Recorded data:
|---|
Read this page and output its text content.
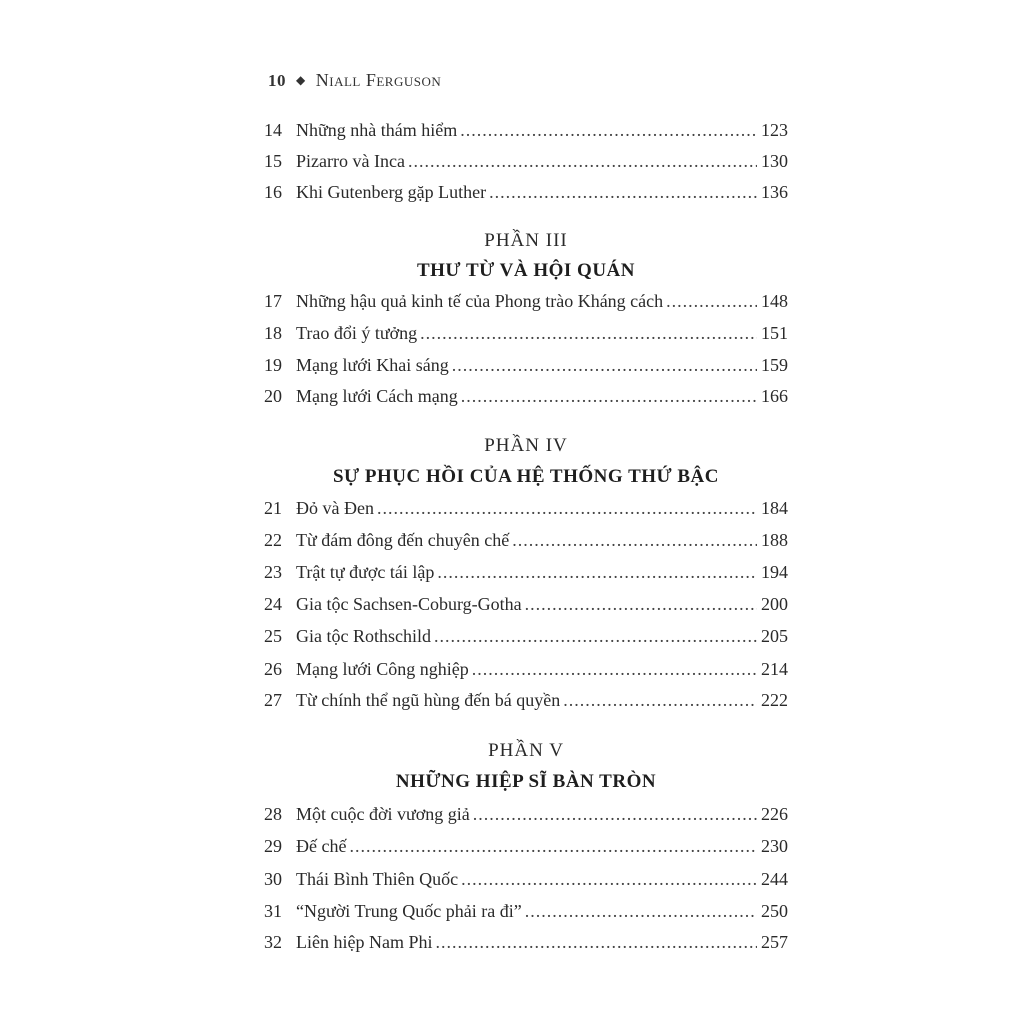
10 ◆ Niall Ferguson
14 Những nhà thám hiểm .....	123
15 Pizarro và Inca .....	130
16 Khi Gutenberg gặp Luther .....	136
PHẦN III
THƯ TỪ VÀ HỘI QUÁN
17 Những hậu quả kinh tế của Phong trào Kháng cách .....	148
18 Trao đổi ý tưởng .....	151
19 Mạng lưới Khai sáng .....	159
20 Mạng lưới Cách mạng .....	166
PHẦN IV
SỰ PHỤC HỒI CỦA HỆ THỐNG THỨ BẬC
21 Đỏ và Đen .....	184
22 Từ đám đông đến chuyên chế .....	188
23 Trật tự được tái lập .....	194
24 Gia tộc Sachsen-Coburg-Gotha .....	200
25 Gia tộc Rothschild .....	205
26 Mạng lưới Công nghiệp .....	214
27 Từ chính thể ngũ hùng đến bá quyền .....	222
PHẦN V
NHỮNG HIỆP SĨ BÀN TRÒN
28 Một cuộc đời vương giả .....	226
29 Đế chế .....	230
30 Thái Bình Thiên Quốc .....	244
31 “Người Trung Quốc phải ra đi” .....	250
32 Liên hiệp Nam Phi .....	257
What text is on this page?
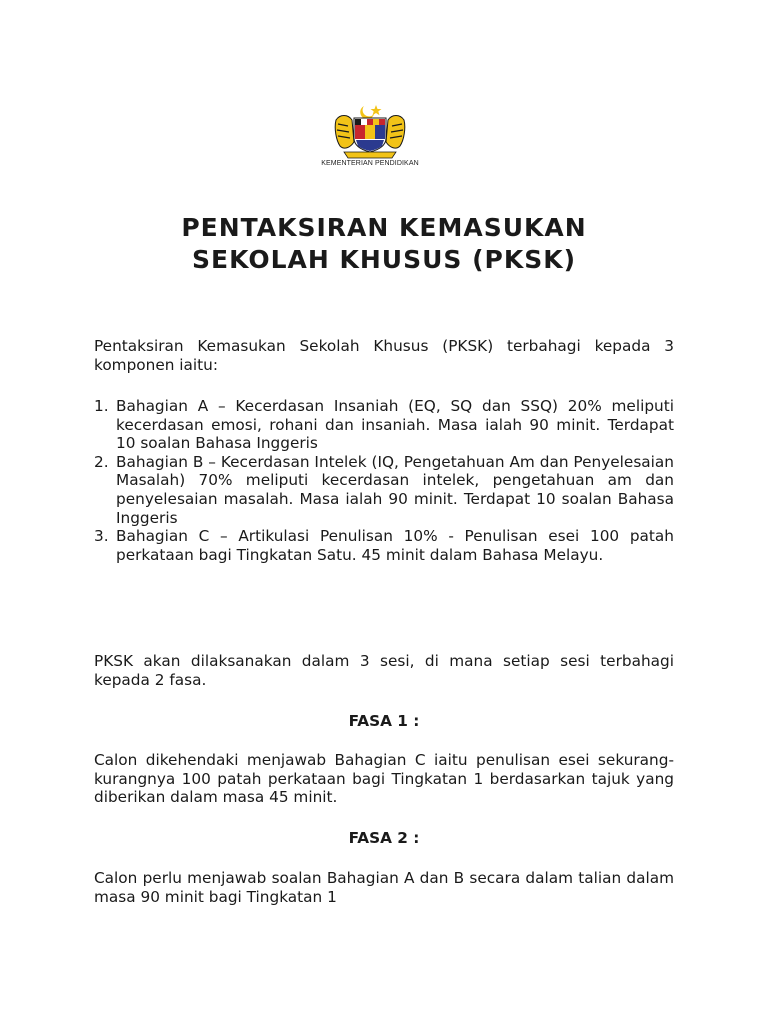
KEMENTERIAN PENDIDIKAN
PENTAKSIRAN KEMASUKAN
SEKOLAH KHUSUS (PKSK)

Pentaksiran Kemasukan Sekolah Khusus (PKSK) terbahagi kepada 3 komponen iaitu:

1. Bahagian A – Kecerdasan Insaniah (EQ, SQ dan SSQ) 20% meliputi kecerdasan emosi, rohani dan insaniah. Masa ialah 90 minit. Terdapat 10 soalan Bahasa Inggeris
2. Bahagian B – Kecerdasan Intelek (IQ, Pengetahuan Am dan Penyelesaian Masalah) 70% meliputi kecerdasan intelek, pengetahuan am dan penyelesaian masalah. Masa ialah 90 minit. Terdapat 10 soalan Bahasa Inggeris
3. Bahagian C – Artikulasi Penulisan 10% - Penulisan esei 100 patah perkataan bagi Tingkatan Satu. 45 minit dalam Bahasa Melayu.

PKSK akan dilaksanakan dalam 3 sesi, di mana setiap sesi terbahagi kepada 2 fasa.

FASA 1 :

Calon dikehendaki menjawab Bahagian C iaitu penulisan esei sekurang-kurangnya 100 patah perkataan bagi Tingkatan 1 berdasarkan tajuk yang diberikan dalam masa 45 minit.

FASA 2 :

Calon perlu menjawab soalan Bahagian A dan B secara dalam talian dalam masa 90 minit bagi Tingkatan 1
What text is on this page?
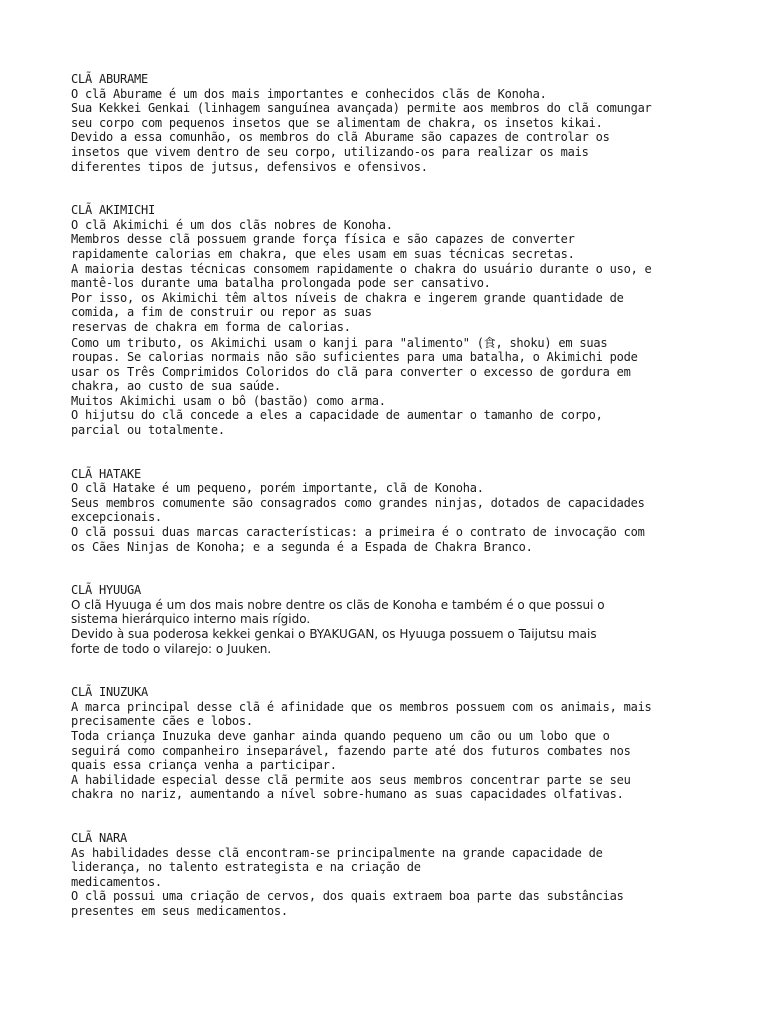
CLÃ ABURAME
O clã Aburame é um dos mais importantes e conhecidos clãs de Konoha.
Sua Kekkei Genkai (linhagem sanguínea avançada) permite aos membros do clã comungar
seu corpo com pequenos insetos que se alimentam de chakra, os insetos kikai.
Devido a essa comunhão, os membros do clã Aburame são capazes de controlar os
insetos que vivem dentro de seu corpo, utilizando-os para realizar os mais
diferentes tipos de jutsus, defensivos e ofensivos.
CLÃ AKIMICHI
O clã Akimichi é um dos clãs nobres de Konoha.
Membros desse clã possuem grande força física e são capazes de converter
rapidamente calorias em chakra, que eles usam em suas técnicas secretas.
A maioria destas técnicas consomem rapidamente o chakra do usuário durante o uso, e
mantê-los durante uma batalha prolongada pode ser cansativo.
Por isso, os Akimichi têm altos níveis de chakra e ingerem grande quantidade de
comida, a fim de construir ou repor as suas
reservas de chakra em forma de calorias.
Como um tributo, os Akimichi usam o kanji para "alimento" (食, shoku) em suas
roupas. Se calorias normais não são suficientes para uma batalha, o Akimichi pode
usar os Três Comprimidos Coloridos do clã para converter o excesso de gordura em
chakra, ao custo de sua saúde.
Muitos Akimichi usam o bô (bastão) como arma.
O hijutsu do clã concede a eles a capacidade de aumentar o tamanho de corpo,
parcial ou totalmente.
CLÃ HATAKE
O clã Hatake é um pequeno, porém importante, clã de Konoha.
Seus membros comumente são consagrados como grandes ninjas, dotados de capacidades
excepcionais.
O clã possui duas marcas características: a primeira é o contrato de invocação com
os Cães Ninjas de Konoha; e a segunda é a Espada de Chakra Branco.
CLÃ HYUUGA
O clã Hyuuga é um dos mais nobre dentre os clãs de Konoha e também é o que possui o
sistema hierárquico interno mais rígido.
Devido à sua poderosa kekkei genkai o BYAKUGAN, os Hyuuga possuem o Taijutsu mais
forte de todo o vilarejo: o Juuken.
CLÃ INUZUKA
A marca principal desse clã é afinidade que os membros possuem com os animais, mais
precisamente cães e lobos.
Toda criança Inuzuka deve ganhar ainda quando pequeno um cão ou um lobo que o
seguirá como companheiro inseparável, fazendo parte até dos futuros combates nos
quais essa criança venha a participar.
A habilidade especial desse clã permite aos seus membros concentrar parte se seu
chakra no nariz, aumentando a nível sobre-humano as suas capacidades olfativas.
CLÃ NARA
As habilidades desse clã encontram-se principalmente na grande capacidade de
liderança, no talento estrategista e na criação de
medicamentos.
O clã possui uma criação de cervos, dos quais extraem boa parte das substâncias
presentes em seus medicamentos.
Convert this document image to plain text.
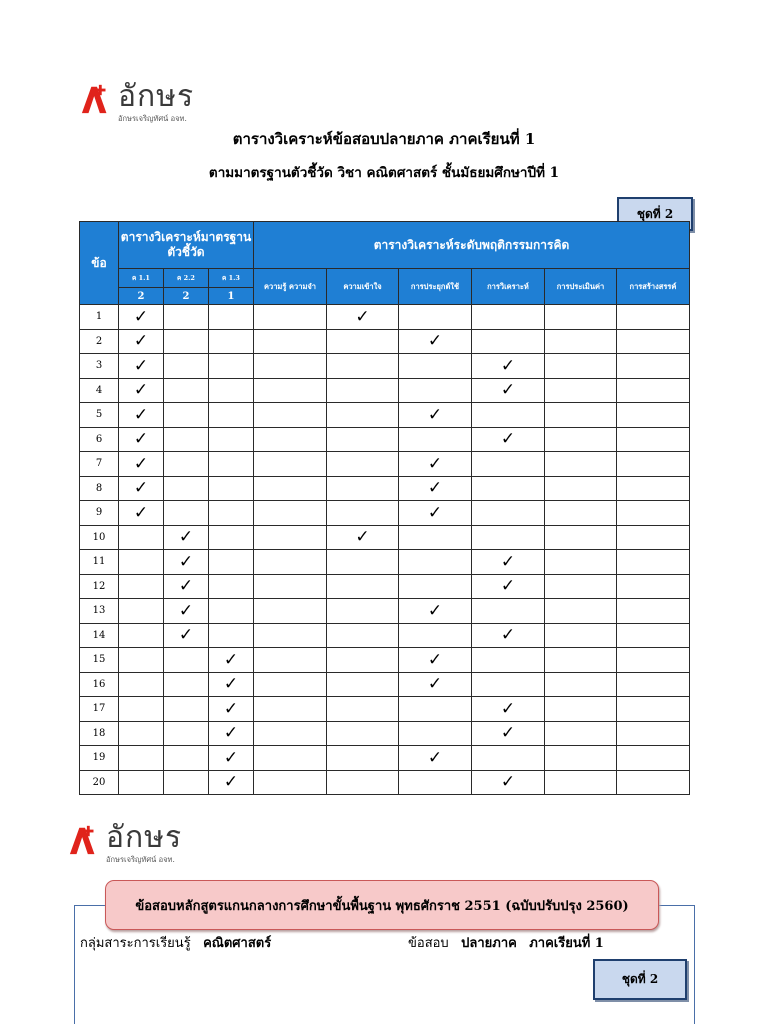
อักษร
อักษรเจริญทัศน์ อจท.
ตารางวิเคราะห์ข้อสอบปลายภาค ภาคเรียนที่ 1
ตามมาตรฐานตัวชี้วัด วิชา คณิตศาสตร์ ชั้นมัธยมศึกษาปีที่ 1
ชุดที่ 2
ข้อ	ตารางวิเคราะห์มาตรฐานตัวชี้วัด			ตารางวิเคราะห์ระดับพฤติกรรมการคิด					
	ค 1.1	ค 2.2	ค 1.3	ความรู้ ความจำ	ความเข้าใจ	การประยุกต์ใช้	การวิเคราะห์	การประเมินค่า	การสร้างสรรค์
	2	2	1						
1	✓				✓				
2	✓					✓			
3	✓						✓		
4	✓						✓		
5	✓					✓			
6	✓						✓		
7	✓					✓			
8	✓					✓			
9	✓					✓			
10		✓			✓				
11		✓					✓		
12		✓					✓		
13		✓				✓			
14		✓					✓		
15			✓			✓			
16			✓			✓			
17			✓				✓		
18			✓				✓		
19			✓			✓			
20			✓				✓		
อักษร
อักษรเจริญทัศน์ อจท.
ข้อสอบหลักสูตรแกนกลางการศึกษาขั้นพื้นฐาน พุทธศักราช 2551 (ฉบับปรับปรุง 2560)
กลุ่มสาระการเรียนรู้ คณิตศาสตร์	ข้อสอบ ปลายภาค ภาคเรียนที่ 1
ชุดที่ 2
|---|
▸ What the task requires: Show all lines from the records above where the word "patah" occurs.

▸ Solution to this task:
3. Bahagian C – Artikulasi Penulisan 10% - Penulisan esei 100 patah perkataan bagi Tingkatan Satu. 45 minit dalam Bahasa Melayu.
Calon dikehendaki menjawab Bahagian C iaitu penulisan esei sekurang-kurangnya 100 patah perkataan bagi Tingkatan 1 berdasarkan tajuk yang diberikan dalam masa 45 minit.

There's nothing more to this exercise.